#### Material provided:
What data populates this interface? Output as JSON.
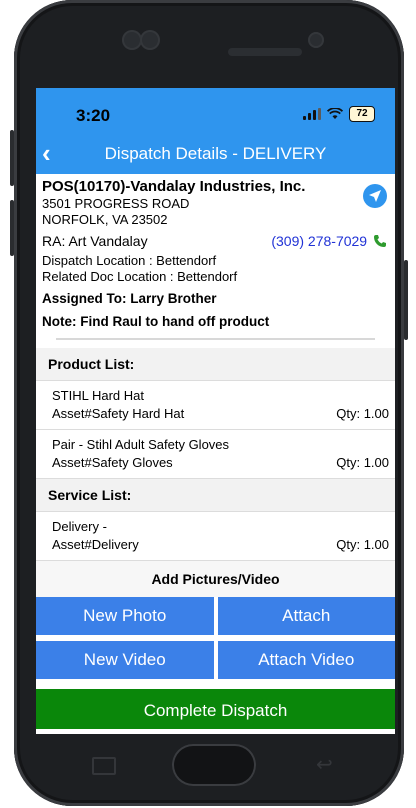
{
  "status_bar": {
    "time": "3:20",
    "battery": "72"
  },
  "nav": {
    "back_icon": "chevron-left",
    "title": "Dispatch Details - DELIVERY"
  },
  "dispatch": {
    "company": "POS(10170)-Vandalay Industries, Inc.",
    "address1": "3501 PROGRESS ROAD",
    "address2": "NORFOLK, VA 23502",
    "ra": "RA: Art Vandalay",
    "phone": "(309) 278-7029",
    "dispatch_location": "Dispatch Location : Bettendorf",
    "related_doc_location": "Related Doc Location : Bettendorf",
    "assigned_to": "Assigned To: Larry Brother",
    "note": "Note: Find Raul to hand off product"
  },
  "product_list": {
    "title": "Product List:",
    "items": [
      {
        "name": "STIHL Hard Hat",
        "asset": "Asset#Safety Hard Hat",
        "qty": "Qty: 1.00"
      },
      {
        "name": "Pair - Stihl Adult Safety Gloves",
        "asset": "Asset#Safety Gloves",
        "qty": "Qty: 1.00"
      }
    ]
  },
  "service_list": {
    "title": "Service List:",
    "items": [
      {
        "name": "Delivery -",
        "asset": "Asset#Delivery",
        "qty": "Qty: 1.00"
      }
    ]
  },
  "media": {
    "title": "Add Pictures/Video",
    "new_photo": "New Photo",
    "attach": "Attach",
    "new_video": "New Video",
    "attach_video": "Attach Video"
  },
  "complete_label": "Complete Dispatch",
  "colors": {
    "header": "#2f95ee",
    "button": "#3b80e8",
    "complete": "#0a870a",
    "phone_link": "#2133d6"
  }
}
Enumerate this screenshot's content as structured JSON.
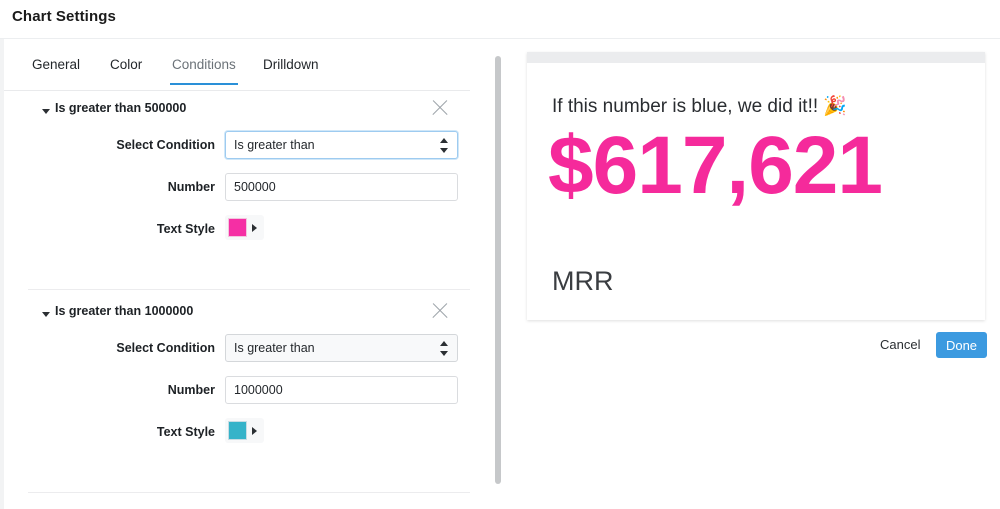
{
  "header": {
    "title": "Chart Settings"
  },
  "tabs": [
    {
      "label": "General",
      "active": false
    },
    {
      "label": "Color",
      "active": false
    },
    {
      "label": "Conditions",
      "active": true
    },
    {
      "label": "Drilldown",
      "active": false
    }
  ],
  "conditions": [
    {
      "title": "Is greater than 500000",
      "condition_label": "Select Condition",
      "condition_value": "Is greater than",
      "number_label": "Number",
      "number_value": "500000",
      "text_style_label": "Text Style",
      "swatch_color": "#f52fa4",
      "focused": true
    },
    {
      "title": "Is greater than 1000000",
      "condition_label": "Select Condition",
      "condition_value": "Is greater than",
      "number_label": "Number",
      "number_value": "1000000",
      "text_style_label": "Text Style",
      "swatch_color": "#35b3c9",
      "focused": false
    }
  ],
  "preview": {
    "title": "If this number is blue, we did it!! 🎉",
    "value": "$617,621",
    "value_color": "#f52a9b",
    "label": "MRR"
  },
  "footer": {
    "cancel_label": "Cancel",
    "done_label": "Done",
    "done_color": "#3c9ae0"
  }
}
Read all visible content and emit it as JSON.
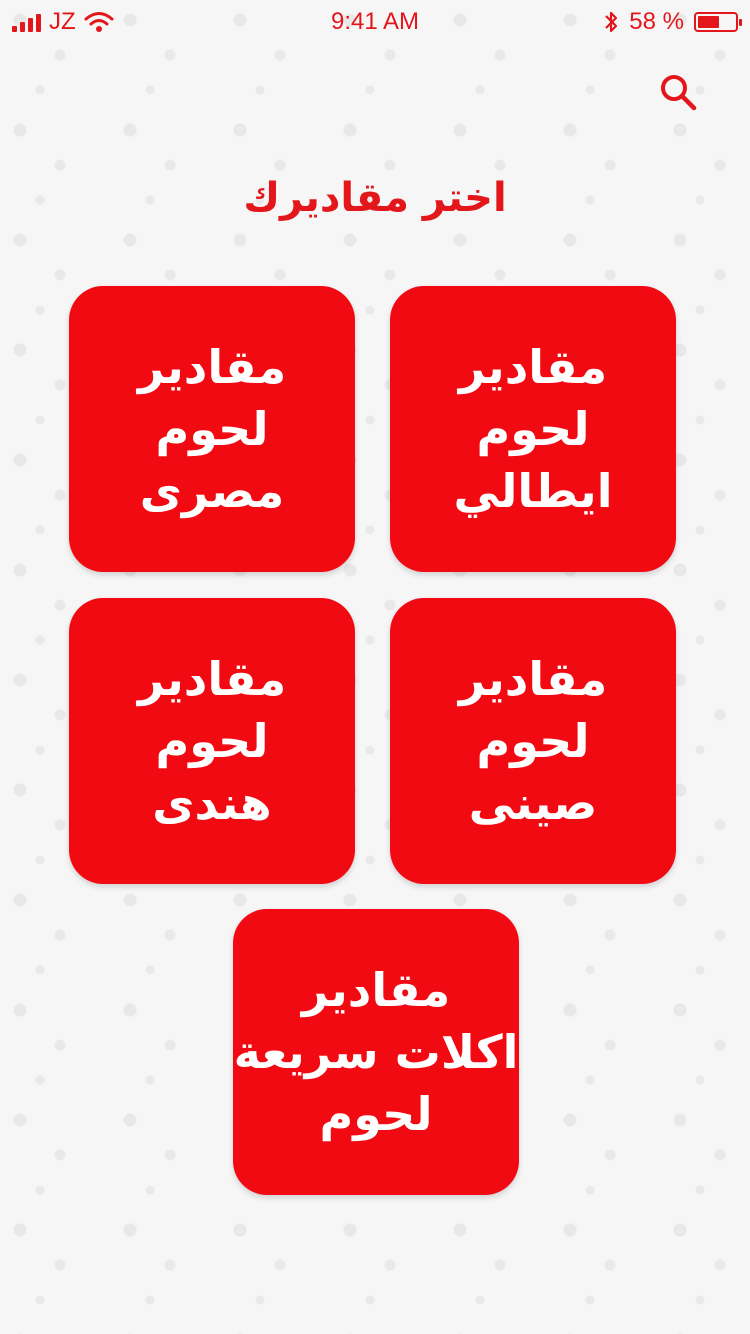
{
  "status_bar": {
    "carrier": "JZ",
    "time": "9:41 AM",
    "battery_percent": "58 %",
    "battery_level": 0.58
  },
  "header": {
    "title": "اختر مقاديرك"
  },
  "icons": {
    "search": "search-icon",
    "wifi": "wifi-icon",
    "bluetooth": "bluetooth-icon",
    "signal": "signal-icon",
    "battery": "battery-icon"
  },
  "colors": {
    "accent": "#f20a13",
    "status": "#e3161c",
    "tile_text": "#ffffff"
  },
  "tiles": [
    {
      "label": "مقادير\nلحوم\nايطالي"
    },
    {
      "label": "مقادير\nلحوم\nمصرى"
    },
    {
      "label": "مقادير\nلحوم\nصينى"
    },
    {
      "label": "مقادير\nلحوم\nهندى"
    },
    {
      "label": "مقادير\nاكلات سريعة\nلحوم"
    }
  ]
}
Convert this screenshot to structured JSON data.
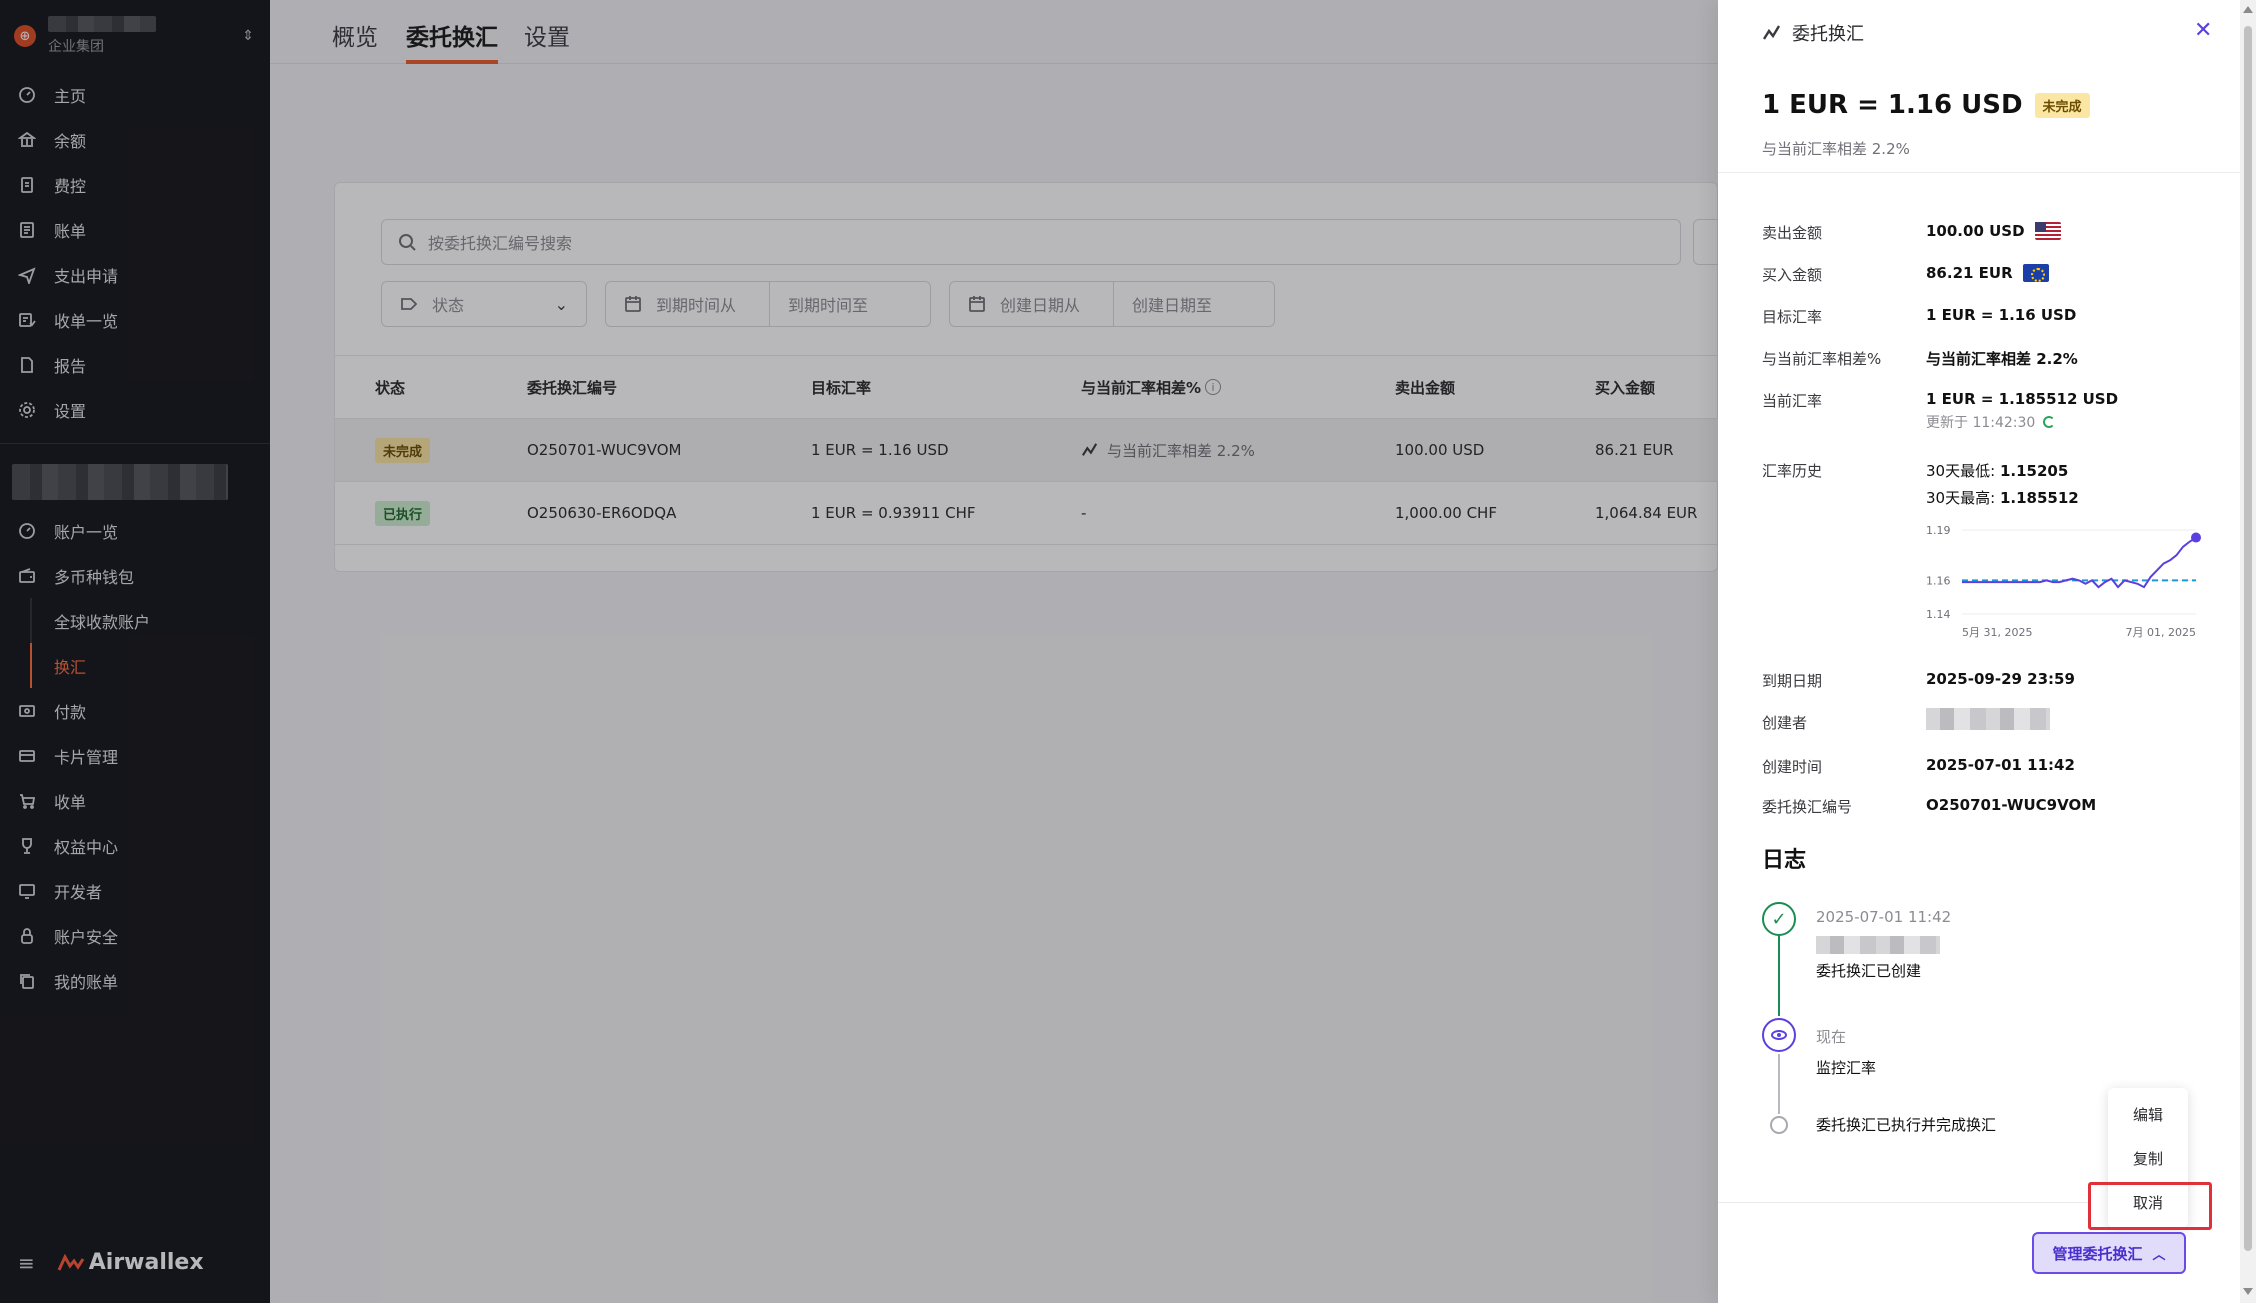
{
  "sidebar": {
    "org_sub": "企业集团",
    "nav": [
      "主页",
      "余额",
      "费控",
      "账单",
      "支出申请",
      "收单一览",
      "报告",
      "设置"
    ],
    "nav2": [
      "账户一览",
      "多币种钱包"
    ],
    "sub_items": [
      "全球收款账户",
      "换汇"
    ],
    "nav3": [
      "付款",
      "卡片管理",
      "收单",
      "权益中心",
      "开发者",
      "账户安全",
      "我的账单"
    ],
    "brand": "Airwallex"
  },
  "tabs": [
    "概览",
    "委托换汇",
    "设置"
  ],
  "search": {
    "placeholder": "按委托换汇编号搜索"
  },
  "filters": {
    "status": "状态",
    "expire_from": "到期时间从",
    "expire_to": "到期时间至",
    "create_from": "创建日期从",
    "create_to": "创建日期至"
  },
  "table": {
    "headers": [
      "状态",
      "委托换汇编号",
      "目标汇率",
      "与当前汇率相差%",
      "卖出金额",
      "买入金额"
    ],
    "info": "i",
    "rows": [
      {
        "status": "未完成",
        "id": "O250701-WUC9VOM",
        "rate": "1 EUR = 1.16 USD",
        "diff": "与当前汇率相差 2.2%",
        "sell": "100.00 USD",
        "buy": "86.21 EUR"
      },
      {
        "status": "已执行",
        "id": "O250630-ER6ODQA",
        "rate": "1 EUR = 0.93911 CHF",
        "diff": "-",
        "sell": "1,000.00 CHF",
        "buy": "1,064.84 EUR"
      }
    ]
  },
  "drawer": {
    "header": "委托换汇",
    "close": "✕",
    "title": "1 EUR = 1.16 USD",
    "badge": "未完成",
    "subtitle": "与当前汇率相差 2.2%",
    "fields": {
      "sell_label": "卖出金额",
      "sell_value": "100.00 USD",
      "buy_label": "买入金额",
      "buy_value": "86.21 EUR",
      "target_label": "目标汇率",
      "target_value": "1 EUR = 1.16 USD",
      "diff_label": "与当前汇率相差%",
      "diff_value": "与当前汇率相差 2.2%",
      "current_label": "当前汇率",
      "current_value": "1 EUR = 1.185512 USD",
      "updated": "更新于 11:42:30",
      "history_label": "汇率历史",
      "low_label": "30天最低:",
      "low_value": "1.15205",
      "high_label": "30天最高:",
      "high_value": "1.185512",
      "expire_label": "到期日期",
      "expire_value": "2025-09-29 23:59",
      "creator_label": "创建者",
      "created_label": "创建时间",
      "created_value": "2025-07-01 11:42",
      "id_label": "委托换汇编号",
      "id_value": "O250701-WUC9VOM"
    },
    "log_title": "日志",
    "log": {
      "t1_time": "2025-07-01 11:42",
      "t1_text": "委托换汇已创建",
      "t2_time": "现在",
      "t2_text": "监控汇率",
      "t3_text": "委托换汇已执行并完成换汇"
    },
    "menu": [
      "编辑",
      "复制",
      "取消"
    ],
    "manage_button": "管理委托换汇"
  },
  "chart_data": {
    "type": "line",
    "title": "",
    "ylim": [
      1.14,
      1.19
    ],
    "yticks": [
      "1.19",
      "1.16",
      "1.14"
    ],
    "xticks": [
      "5月 31, 2025",
      "7月 01, 2025"
    ],
    "target_line": 1.16,
    "series": [
      {
        "values": [
          1.159,
          1.159,
          1.159,
          1.159,
          1.159,
          1.159,
          1.159,
          1.159,
          1.159,
          1.159,
          1.159,
          1.159,
          1.159,
          1.16,
          1.159,
          1.159,
          1.16,
          1.161,
          1.16,
          1.158,
          1.16,
          1.156,
          1.159,
          1.161,
          1.156,
          1.16,
          1.159,
          1.158,
          1.156,
          1.162,
          1.166,
          1.17,
          1.172,
          1.175,
          1.18,
          1.183,
          1.1855
        ]
      }
    ],
    "colors": {
      "line": "#5b3fe0",
      "target": "#1a9bd7"
    }
  }
}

#### Exercise directions:
Return all of the entries word for word, but omit the pictures.

#### Finished answer:
What data populates this interface? Output as JSON.
{
  "status_bar": {
    "time": "3:20",
    "battery": "72"
  },
  "nav": {
    "back_icon": "chevron-left",
    "title": "Dispatch Details - DELIVERY"
  },
  "dispatch": {
    "company": "POS(10170)-Vandalay Industries, Inc.",
    "address1": "3501 PROGRESS ROAD",
    "address2": "NORFOLK, VA 23502",
    "ra": "RA: Art Vandalay",
    "phone": "(309) 278-7029",
    "dispatch_location": "Dispatch Location : Bettendorf",
    "related_doc_location": "Related Doc Location : Bettendorf",
    "assigned_to": "Assigned To: Larry Brother",
    "note": "Note: Find Raul to hand off product"
  },
  "product_list": {
    "title": "Product List:",
    "items": [
      {
        "name": "STIHL Hard Hat",
        "asset": "Asset#Safety Hard Hat",
        "qty": "Qty: 1.00"
      },
      {
        "name": "Pair - Stihl Adult Safety Gloves",
        "asset": "Asset#Safety Gloves",
        "qty": "Qty: 1.00"
      }
    ]
  },
  "service_list": {
    "title": "Service List:",
    "items": [
      {
        "name": "Delivery -",
        "asset": "Asset#Delivery",
        "qty": "Qty: 1.00"
      }
    ]
  },
  "media": {
    "title": "Add Pictures/Video",
    "new_photo": "New Photo",
    "attach": "Attach",
    "new_video": "New Video",
    "attach_video": "Attach Video"
  },
  "complete_label": "Complete Dispatch",
  "colors": {
    "header": "#2f95ee",
    "button": "#3b80e8",
    "complete": "#0a870a",
    "phone_link": "#2133d6"
  }
}
Enumerate this screenshot's content as structured JSON.
{
  "header": {
    "title": "Chart Settings"
  },
  "tabs": [
    {
      "label": "General",
      "active": false
    },
    {
      "label": "Color",
      "active": false
    },
    {
      "label": "Conditions",
      "active": true
    },
    {
      "label": "Drilldown",
      "active": false
    }
  ],
  "conditions": [
    {
      "title": "Is greater than 500000",
      "condition_label": "Select Condition",
      "condition_value": "Is greater than",
      "number_label": "Number",
      "number_value": "500000",
      "text_style_label": "Text Style",
      "swatch_color": "#f52fa4",
      "focused": true
    },
    {
      "title": "Is greater than 1000000",
      "condition_label": "Select Condition",
      "condition_value": "Is greater than",
      "number_label": "Number",
      "number_value": "1000000",
      "text_style_label": "Text Style",
      "swatch_color": "#35b3c9",
      "focused": false
    }
  ],
  "preview": {
    "title": "If this number is blue, we did it!! 🎉",
    "value": "$617,621",
    "value_color": "#f52a9b",
    "label": "MRR"
  },
  "footer": {
    "cancel_label": "Cancel",
    "done_label": "Done",
    "done_color": "#3c9ae0"
  }
}
Read all visible content and emit it as JSON.
{
  "status_bar": {
    "carrier": "JZ",
    "time": "9:41 AM",
    "battery_percent": "58 %",
    "battery_level": 0.58
  },
  "header": {
    "title": "اختر مقاديرك"
  },
  "icons": {
    "search": "search-icon",
    "wifi": "wifi-icon",
    "bluetooth": "bluetooth-icon",
    "signal": "signal-icon",
    "battery": "battery-icon"
  },
  "colors": {
    "accent": "#f20a13",
    "status": "#e3161c",
    "tile_text": "#ffffff"
  },
  "tiles": [
    {
      "label": "مقادير\nلحوم\nايطالي"
    },
    {
      "label": "مقادير\nلحوم\nمصرى"
    },
    {
      "label": "مقادير\nلحوم\nصينى"
    },
    {
      "label": "مقادير\nلحوم\nهندى"
    },
    {
      "label": "مقادير\nاكلات سريعة\nلحوم"
    }
  ]
}
Convert this screenshot to structured JSON data.
{
  "sidebar": {
    "org_sub": "企业集团",
    "nav": [
      "主页",
      "余额",
      "费控",
      "账单",
      "支出申请",
      "收单一览",
      "报告",
      "设置"
    ],
    "nav2": [
      "账户一览",
      "多币种钱包"
    ],
    "sub_items": [
      "全球收款账户",
      "换汇"
    ],
    "nav3": [
      "付款",
      "卡片管理",
      "收单",
      "权益中心",
      "开发者",
      "账户安全",
      "我的账单"
    ],
    "brand": "Airwallex"
  },
  "tabs": [
    "概览",
    "委托换汇",
    "设置"
  ],
  "search": {
    "placeholder": "按委托换汇编号搜索"
  },
  "filters": {
    "status": "状态",
    "expire_from": "到期时间从",
    "expire_to": "到期时间至",
    "create_from": "创建日期从",
    "create_to": "创建日期至"
  },
  "table": {
    "headers": [
      "状态",
      "委托换汇编号",
      "目标汇率",
      "与当前汇率相差%",
      "卖出金额",
      "买入金额"
    ],
    "info": "i",
    "rows": [
      {
        "status": "未完成",
        "id": "O250701-WUC9VOM",
        "rate": "1 EUR = 1.16 USD",
        "diff": "与当前汇率相差 2.2%",
        "sell": "100.00 USD",
        "buy": "86.21 EUR"
      },
      {
        "status": "已执行",
        "id": "O250630-ER6ODQA",
        "rate": "1 EUR = 0.93911 CHF",
        "diff": "-",
        "sell": "1,000.00 CHF",
        "buy": "1,064.84 EUR"
      }
    ]
  },
  "drawer": {
    "header": "委托换汇",
    "close": "✕",
    "title": "1 EUR = 1.16 USD",
    "badge": "未完成",
    "subtitle": "与当前汇率相差 2.2%",
    "fields": {
      "sell_label": "卖出金额",
      "sell_value": "100.00 USD",
      "buy_label": "买入金额",
      "buy_value": "86.21 EUR",
      "target_label": "目标汇率",
      "target_value": "1 EUR = 1.16 USD",
      "diff_label": "与当前汇率相差%",
      "diff_value": "与当前汇率相差 2.2%",
      "current_label": "当前汇率",
      "current_value": "1 EUR = 1.185512 USD",
      "updated": "更新于 11:42:30",
      "history_label": "汇率历史",
      "low_label": "30天最低:",
      "low_value": "1.15205",
      "high_label": "30天最高:",
      "high_value": "1.185512",
      "expire_label": "到期日期",
      "expire_value": "2025-09-29 23:59",
      "creator_label": "创建者",
      "created_label": "创建时间",
      "created_value": "2025-07-01 11:42",
      "id_label": "委托换汇编号",
      "id_value": "O250701-WUC9VOM"
    },
    "log_title": "日志",
    "log": {
      "t1_time": "2025-07-01 11:42",
      "t1_text": "委托换汇已创建",
      "t2_time": "现在",
      "t2_text": "监控汇率",
      "t3_text": "委托换汇已执行并完成换汇"
    },
    "menu": [
      "编辑",
      "复制",
      "取消"
    ],
    "manage_button": "管理委托换汇"
  },
  "chart_data": {
    "type": "line",
    "title": "",
    "ylim": [
      1.14,
      1.19
    ],
    "yticks": [
      "1.19",
      "1.16",
      "1.14"
    ],
    "xticks": [
      "5月 31, 2025",
      "7月 01, 2025"
    ],
    "target_line": 1.16,
    "series": [
      {
        "values": [
          1.159,
          1.159,
          1.159,
          1.159,
          1.159,
          1.159,
          1.159,
          1.159,
          1.159,
          1.159,
          1.159,
          1.159,
          1.159,
          1.16,
          1.159,
          1.159,
          1.16,
          1.161,
          1.16,
          1.158,
          1.16,
          1.156,
          1.159,
          1.161,
          1.156,
          1.16,
          1.159,
          1.158,
          1.156,
          1.162,
          1.166,
          1.17,
          1.172,
          1.175,
          1.18,
          1.183,
          1.1855
        ]
      }
    ],
    "colors": {
      "line": "#5b3fe0",
      "target": "#1a9bd7"
    }
  }
}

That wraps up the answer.